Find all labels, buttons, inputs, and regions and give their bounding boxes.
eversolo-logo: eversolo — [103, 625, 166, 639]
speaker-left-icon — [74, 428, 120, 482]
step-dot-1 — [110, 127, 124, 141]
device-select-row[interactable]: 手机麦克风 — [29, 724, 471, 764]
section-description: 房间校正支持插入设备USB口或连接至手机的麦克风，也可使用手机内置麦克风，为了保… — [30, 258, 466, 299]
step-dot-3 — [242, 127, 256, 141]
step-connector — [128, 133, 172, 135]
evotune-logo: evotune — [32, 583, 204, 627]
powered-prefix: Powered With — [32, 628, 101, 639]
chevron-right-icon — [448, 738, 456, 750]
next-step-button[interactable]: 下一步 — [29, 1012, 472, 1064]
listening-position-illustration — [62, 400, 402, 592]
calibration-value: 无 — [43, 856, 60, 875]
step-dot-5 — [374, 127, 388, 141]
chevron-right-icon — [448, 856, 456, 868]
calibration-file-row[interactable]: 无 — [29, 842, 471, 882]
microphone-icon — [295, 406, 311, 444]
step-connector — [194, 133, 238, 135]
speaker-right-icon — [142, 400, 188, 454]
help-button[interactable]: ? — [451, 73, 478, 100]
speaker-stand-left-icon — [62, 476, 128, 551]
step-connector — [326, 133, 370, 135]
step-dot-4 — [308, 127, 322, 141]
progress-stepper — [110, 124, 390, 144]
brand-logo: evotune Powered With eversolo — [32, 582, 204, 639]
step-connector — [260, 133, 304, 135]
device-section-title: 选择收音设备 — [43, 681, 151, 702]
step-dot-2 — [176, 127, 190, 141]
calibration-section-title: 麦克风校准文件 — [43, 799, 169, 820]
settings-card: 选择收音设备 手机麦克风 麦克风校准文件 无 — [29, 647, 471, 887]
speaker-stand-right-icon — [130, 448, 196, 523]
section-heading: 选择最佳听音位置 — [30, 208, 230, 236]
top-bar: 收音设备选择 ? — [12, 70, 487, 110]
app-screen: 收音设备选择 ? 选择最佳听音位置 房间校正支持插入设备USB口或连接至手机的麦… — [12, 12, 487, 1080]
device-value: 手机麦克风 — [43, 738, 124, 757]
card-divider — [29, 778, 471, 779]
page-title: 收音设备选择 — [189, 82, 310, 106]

********

(EXERCISE DESCRIPTION) Copy all the lines above, from the first to the last, without changing anything.

(IN RESPONSE)
Find all labels, buttons, inputs, and regions and give their bounding boxes.
eversolo-logo: eversolo — [103, 625, 166, 639]
speaker-left-icon — [74, 428, 120, 482]
step-dot-1 — [110, 127, 124, 141]
device-select-row[interactable]: 手机麦克风 — [29, 724, 471, 764]
section-description: 房间校正支持插入设备USB口或连接至手机的麦克风，也可使用手机内置麦克风，为了保… — [30, 258, 466, 299]
step-dot-3 — [242, 127, 256, 141]
step-connector — [128, 133, 172, 135]
evotune-logo: evotune — [32, 583, 204, 627]
powered-prefix: Powered With — [32, 628, 101, 639]
chevron-right-icon — [448, 738, 456, 750]
next-step-button[interactable]: 下一步 — [29, 1012, 472, 1064]
listening-position-illustration — [62, 400, 402, 592]
calibration-value: 无 — [43, 856, 60, 875]
step-dot-5 — [374, 127, 388, 141]
chevron-right-icon — [448, 856, 456, 868]
calibration-file-row[interactable]: 无 — [29, 842, 471, 882]
microphone-icon — [295, 406, 311, 444]
step-connector — [194, 133, 238, 135]
speaker-right-icon — [142, 400, 188, 454]
help-button[interactable]: ? — [451, 73, 478, 100]
speaker-stand-left-icon — [62, 476, 128, 551]
step-connector — [326, 133, 370, 135]
step-dot-4 — [308, 127, 322, 141]
progress-stepper — [110, 124, 390, 144]
brand-logo: evotune Powered With eversolo — [32, 582, 204, 639]
step-connector — [260, 133, 304, 135]
device-section-title: 选择收音设备 — [43, 681, 151, 702]
step-dot-2 — [176, 127, 190, 141]
calibration-section-title: 麦克风校准文件 — [43, 799, 169, 820]
settings-card: 选择收音设备 手机麦克风 麦克风校准文件 无 — [29, 647, 471, 887]
speaker-stand-right-icon — [130, 448, 196, 523]
section-heading: 选择最佳听音位置 — [30, 208, 230, 236]
top-bar: 收音设备选择 ? — [12, 70, 487, 110]
app-screen: 收音设备选择 ? 选择最佳听音位置 房间校正支持插入设备USB口或连接至手机的麦… — [12, 12, 487, 1080]
device-value: 手机麦克风 — [43, 738, 124, 757]
card-divider — [29, 778, 471, 779]
page-title: 收音设备选择 — [189, 82, 310, 106]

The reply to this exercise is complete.